Instructions to follow – Give back the records below exactly, every one, with no pictures.
▼
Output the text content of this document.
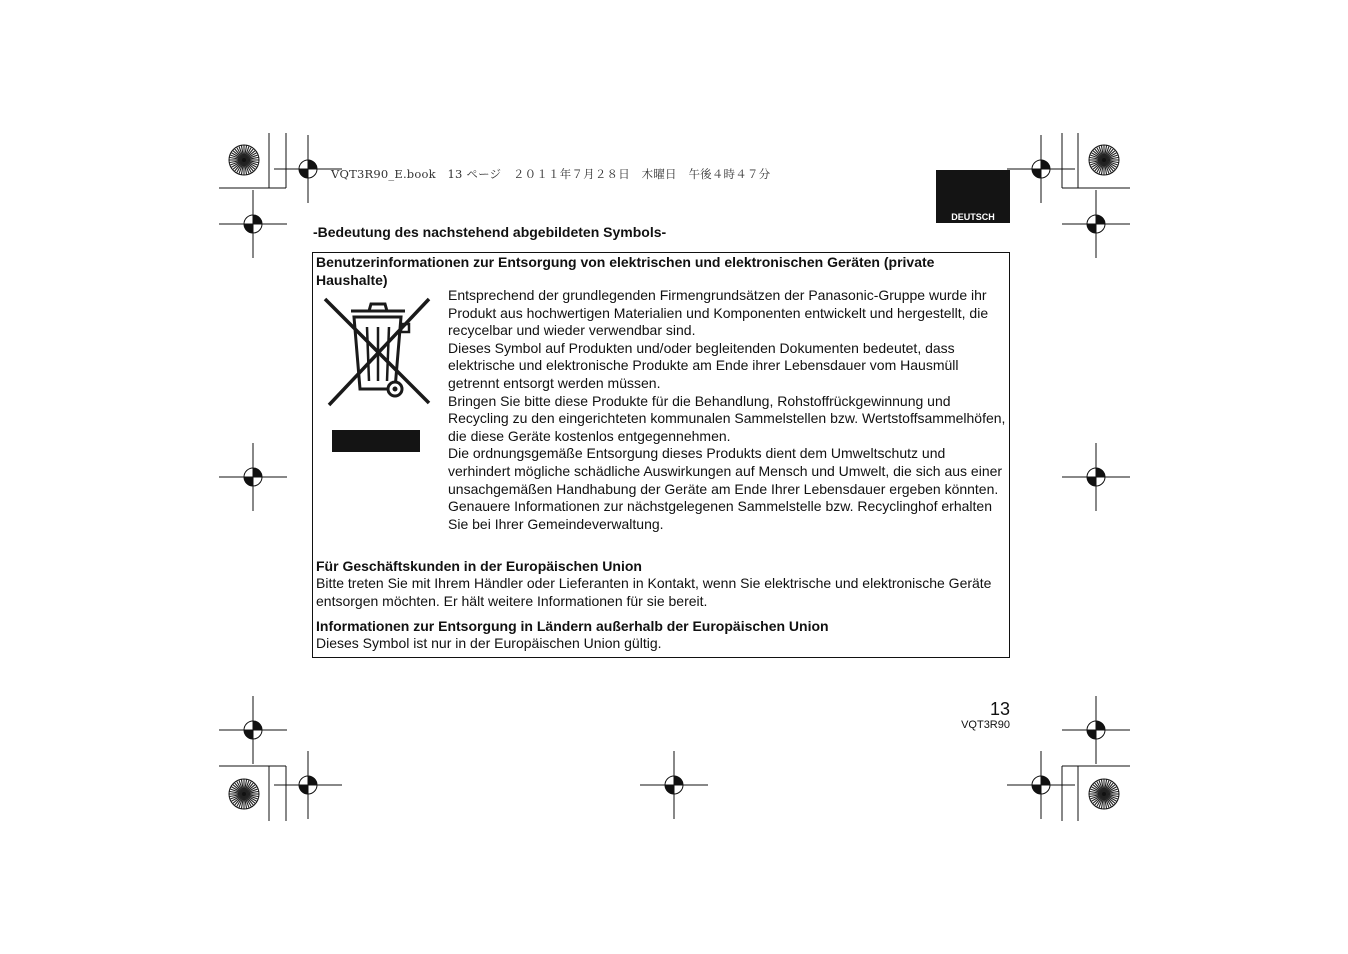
VQT3R90_E.book　13 ページ　２０１１年７月２８日　木曜日　午後４時４７分
DEUTSCH
-Bedeutung des nachstehend abgebildeten Symbols-
Benutzerinformationen zur Entsorgung von elektrischen und elektronischen Geräten (private Haushalte)
Entsprechend der grundlegenden Firmengrundsätzen der Panasonic-Gruppe wurde ihr Produkt aus hochwertigen Materialien und Komponenten entwickelt und hergestellt, die recycelbar und wieder verwendbar sind.
Dieses Symbol auf Produkten und/oder begleitenden Dokumenten bedeutet, dass elektrische und elektronische Produkte am Ende ihrer Lebensdauer vom Hausmüll getrennt entsorgt werden müssen.
Bringen Sie bitte diese Produkte für die Behandlung, Rohstoffrückgewinnung und Recycling zu den eingerichteten kommunalen Sammelstellen bzw. Wertstoffsammelhöfen, die diese Geräte kostenlos entgegennehmen.
Die ordnungsgemäße Entsorgung dieses Produkts dient dem Umweltschutz und verhindert mögliche schädliche Auswirkungen auf Mensch und Umwelt, die sich aus einer unsachgemäßen Handhabung der Geräte am Ende Ihrer Lebensdauer ergeben könnten.
Genauere Informationen zur nächstgelegenen Sammelstelle bzw. Recyclinghof erhalten Sie bei Ihrer Gemeindeverwaltung.
Für Geschäftskunden in der Europäischen Union
Bitte treten Sie mit Ihrem Händler oder Lieferanten in Kontakt, wenn Sie elektrische und elektronische Geräte entsorgen möchten. Er hält weitere Informationen für sie bereit.
Informationen zur Entsorgung in Ländern außerhalb der Europäischen Union
Dieses Symbol ist nur in der Europäischen Union gültig.
13
VQT3R90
▲
Exercise solution –
Output the text content of this document.
VQT3R90_E.book　13 ページ　２０１１年７月２８日　木曜日　午後４時４７分
DEUTSCH
-Bedeutung des nachstehend abgebildeten Symbols-
Benutzerinformationen zur Entsorgung von elektrischen und elektronischen Geräten (private Haushalte)
Entsprechend der grundlegenden Firmengrundsätzen der Panasonic-Gruppe wurde ihr Produkt aus hochwertigen Materialien und Komponenten entwickelt und hergestellt, die recycelbar und wieder verwendbar sind.
Dieses Symbol auf Produkten und/oder begleitenden Dokumenten bedeutet, dass elektrische und elektronische Produkte am Ende ihrer Lebensdauer vom Hausmüll getrennt entsorgt werden müssen.
Bringen Sie bitte diese Produkte für die Behandlung, Rohstoffrückgewinnung und Recycling zu den eingerichteten kommunalen Sammelstellen bzw. Wertstoffsammelhöfen, die diese Geräte kostenlos entgegennehmen.
Die ordnungsgemäße Entsorgung dieses Produkts dient dem Umweltschutz und verhindert mögliche schädliche Auswirkungen auf Mensch und Umwelt, die sich aus einer unsachgemäßen Handhabung der Geräte am Ende Ihrer Lebensdauer ergeben könnten.
Genauere Informationen zur nächstgelegenen Sammelstelle bzw. Recyclinghof erhalten Sie bei Ihrer Gemeindeverwaltung.
Für Geschäftskunden in der Europäischen Union
Bitte treten Sie mit Ihrem Händler oder Lieferanten in Kontakt, wenn Sie elektrische und elektronische Geräte entsorgen möchten. Er hält weitere Informationen für sie bereit.
Informationen zur Entsorgung in Ländern außerhalb der Europäischen Union
Dieses Symbol ist nur in der Europäischen Union gültig.
13
VQT3R90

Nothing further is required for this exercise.